* begin PROVIDED INFORMATION *

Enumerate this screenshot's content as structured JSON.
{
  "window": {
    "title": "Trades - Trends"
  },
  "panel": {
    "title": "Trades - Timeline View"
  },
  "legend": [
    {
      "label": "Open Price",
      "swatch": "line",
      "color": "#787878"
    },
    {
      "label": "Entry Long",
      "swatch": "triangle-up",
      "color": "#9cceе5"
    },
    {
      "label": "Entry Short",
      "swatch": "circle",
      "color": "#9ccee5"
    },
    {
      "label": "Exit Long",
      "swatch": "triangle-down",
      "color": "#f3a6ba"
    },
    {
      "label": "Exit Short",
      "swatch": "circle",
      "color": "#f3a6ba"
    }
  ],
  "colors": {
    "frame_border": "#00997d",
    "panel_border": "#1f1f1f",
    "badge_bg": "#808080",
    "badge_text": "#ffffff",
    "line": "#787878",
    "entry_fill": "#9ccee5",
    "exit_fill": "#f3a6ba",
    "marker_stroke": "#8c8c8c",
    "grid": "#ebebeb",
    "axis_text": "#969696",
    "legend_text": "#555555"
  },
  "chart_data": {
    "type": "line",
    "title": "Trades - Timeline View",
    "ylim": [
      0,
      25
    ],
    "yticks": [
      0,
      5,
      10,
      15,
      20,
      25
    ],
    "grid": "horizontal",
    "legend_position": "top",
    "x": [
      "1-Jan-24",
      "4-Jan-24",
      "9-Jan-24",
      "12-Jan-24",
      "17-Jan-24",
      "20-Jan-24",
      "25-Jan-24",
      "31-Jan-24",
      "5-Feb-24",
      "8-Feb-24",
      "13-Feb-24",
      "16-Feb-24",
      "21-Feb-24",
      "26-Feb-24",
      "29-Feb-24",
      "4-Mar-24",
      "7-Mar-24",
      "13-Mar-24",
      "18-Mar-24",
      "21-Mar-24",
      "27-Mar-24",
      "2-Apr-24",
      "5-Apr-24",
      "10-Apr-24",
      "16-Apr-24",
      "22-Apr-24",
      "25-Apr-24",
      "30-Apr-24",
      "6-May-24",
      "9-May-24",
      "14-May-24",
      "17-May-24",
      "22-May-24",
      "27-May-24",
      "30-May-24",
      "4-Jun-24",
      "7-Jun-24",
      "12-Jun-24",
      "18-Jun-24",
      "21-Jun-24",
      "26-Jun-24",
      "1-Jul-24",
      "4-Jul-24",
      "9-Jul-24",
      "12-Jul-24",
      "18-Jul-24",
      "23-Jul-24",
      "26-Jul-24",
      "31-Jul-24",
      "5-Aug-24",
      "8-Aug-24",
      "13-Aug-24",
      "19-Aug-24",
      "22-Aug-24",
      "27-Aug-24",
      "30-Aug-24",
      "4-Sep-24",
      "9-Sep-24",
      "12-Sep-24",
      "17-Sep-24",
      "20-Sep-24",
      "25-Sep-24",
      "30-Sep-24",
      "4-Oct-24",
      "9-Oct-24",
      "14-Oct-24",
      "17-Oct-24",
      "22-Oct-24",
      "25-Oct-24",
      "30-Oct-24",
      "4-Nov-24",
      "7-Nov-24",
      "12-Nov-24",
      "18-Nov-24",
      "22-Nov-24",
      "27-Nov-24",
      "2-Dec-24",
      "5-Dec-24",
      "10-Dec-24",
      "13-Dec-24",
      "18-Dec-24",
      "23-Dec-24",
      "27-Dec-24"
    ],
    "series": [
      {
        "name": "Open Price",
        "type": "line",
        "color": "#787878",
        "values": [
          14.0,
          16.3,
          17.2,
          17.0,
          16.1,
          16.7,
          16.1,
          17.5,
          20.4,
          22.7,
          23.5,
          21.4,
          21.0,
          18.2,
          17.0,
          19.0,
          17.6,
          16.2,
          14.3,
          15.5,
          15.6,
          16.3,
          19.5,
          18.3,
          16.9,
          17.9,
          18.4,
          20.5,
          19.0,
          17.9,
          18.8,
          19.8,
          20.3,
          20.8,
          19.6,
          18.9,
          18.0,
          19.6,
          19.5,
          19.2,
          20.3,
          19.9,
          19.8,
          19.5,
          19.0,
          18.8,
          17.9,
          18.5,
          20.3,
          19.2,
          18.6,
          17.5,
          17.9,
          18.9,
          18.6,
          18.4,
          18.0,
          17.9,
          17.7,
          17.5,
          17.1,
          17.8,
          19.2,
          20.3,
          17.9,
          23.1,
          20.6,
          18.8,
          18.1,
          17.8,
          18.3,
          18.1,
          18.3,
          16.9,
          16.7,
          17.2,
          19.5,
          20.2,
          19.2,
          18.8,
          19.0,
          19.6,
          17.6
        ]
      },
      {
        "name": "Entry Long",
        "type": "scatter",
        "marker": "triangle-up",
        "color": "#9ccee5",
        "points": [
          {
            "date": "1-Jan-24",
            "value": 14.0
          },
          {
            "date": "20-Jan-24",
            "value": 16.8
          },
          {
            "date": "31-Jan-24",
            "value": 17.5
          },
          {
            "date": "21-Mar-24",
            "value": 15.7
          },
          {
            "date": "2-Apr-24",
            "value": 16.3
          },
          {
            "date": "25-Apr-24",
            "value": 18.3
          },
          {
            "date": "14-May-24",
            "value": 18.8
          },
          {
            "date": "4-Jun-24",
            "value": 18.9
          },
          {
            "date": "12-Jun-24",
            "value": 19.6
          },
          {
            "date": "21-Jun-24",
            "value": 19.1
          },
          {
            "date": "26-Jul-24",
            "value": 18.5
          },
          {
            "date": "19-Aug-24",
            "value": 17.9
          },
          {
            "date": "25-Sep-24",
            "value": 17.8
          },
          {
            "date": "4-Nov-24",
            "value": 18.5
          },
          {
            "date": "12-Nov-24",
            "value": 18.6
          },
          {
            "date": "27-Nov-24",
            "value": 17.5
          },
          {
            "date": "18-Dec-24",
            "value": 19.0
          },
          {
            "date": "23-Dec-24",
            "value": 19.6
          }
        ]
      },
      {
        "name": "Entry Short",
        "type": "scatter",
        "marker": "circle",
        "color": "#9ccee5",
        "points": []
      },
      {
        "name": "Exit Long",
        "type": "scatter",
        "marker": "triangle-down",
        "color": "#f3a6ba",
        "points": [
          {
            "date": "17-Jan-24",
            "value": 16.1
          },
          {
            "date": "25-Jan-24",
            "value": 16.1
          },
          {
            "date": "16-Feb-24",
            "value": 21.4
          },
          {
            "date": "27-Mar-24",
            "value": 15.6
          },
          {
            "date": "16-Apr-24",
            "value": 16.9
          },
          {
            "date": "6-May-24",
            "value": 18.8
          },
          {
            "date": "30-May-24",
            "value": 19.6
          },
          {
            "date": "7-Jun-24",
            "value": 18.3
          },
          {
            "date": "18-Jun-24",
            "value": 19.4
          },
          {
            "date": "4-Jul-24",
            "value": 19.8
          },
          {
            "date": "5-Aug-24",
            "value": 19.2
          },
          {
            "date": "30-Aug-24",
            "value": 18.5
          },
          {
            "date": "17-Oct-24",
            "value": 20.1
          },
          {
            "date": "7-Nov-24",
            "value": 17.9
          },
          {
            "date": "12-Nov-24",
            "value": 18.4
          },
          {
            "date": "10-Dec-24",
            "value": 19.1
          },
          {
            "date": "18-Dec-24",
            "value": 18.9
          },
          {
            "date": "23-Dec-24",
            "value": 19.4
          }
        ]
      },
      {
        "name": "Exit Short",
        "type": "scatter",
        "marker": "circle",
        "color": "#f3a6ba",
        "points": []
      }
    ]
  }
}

* end PROVIDED INFORMATION *

Out of the records, collect only those lines that contain the string "triangle".

▶ _FINAL RESULT_
      "swatch": "triangle-up",
      "swatch": "triangle-down",
        "marker": "triangle-up",
        "marker": "triangle-down",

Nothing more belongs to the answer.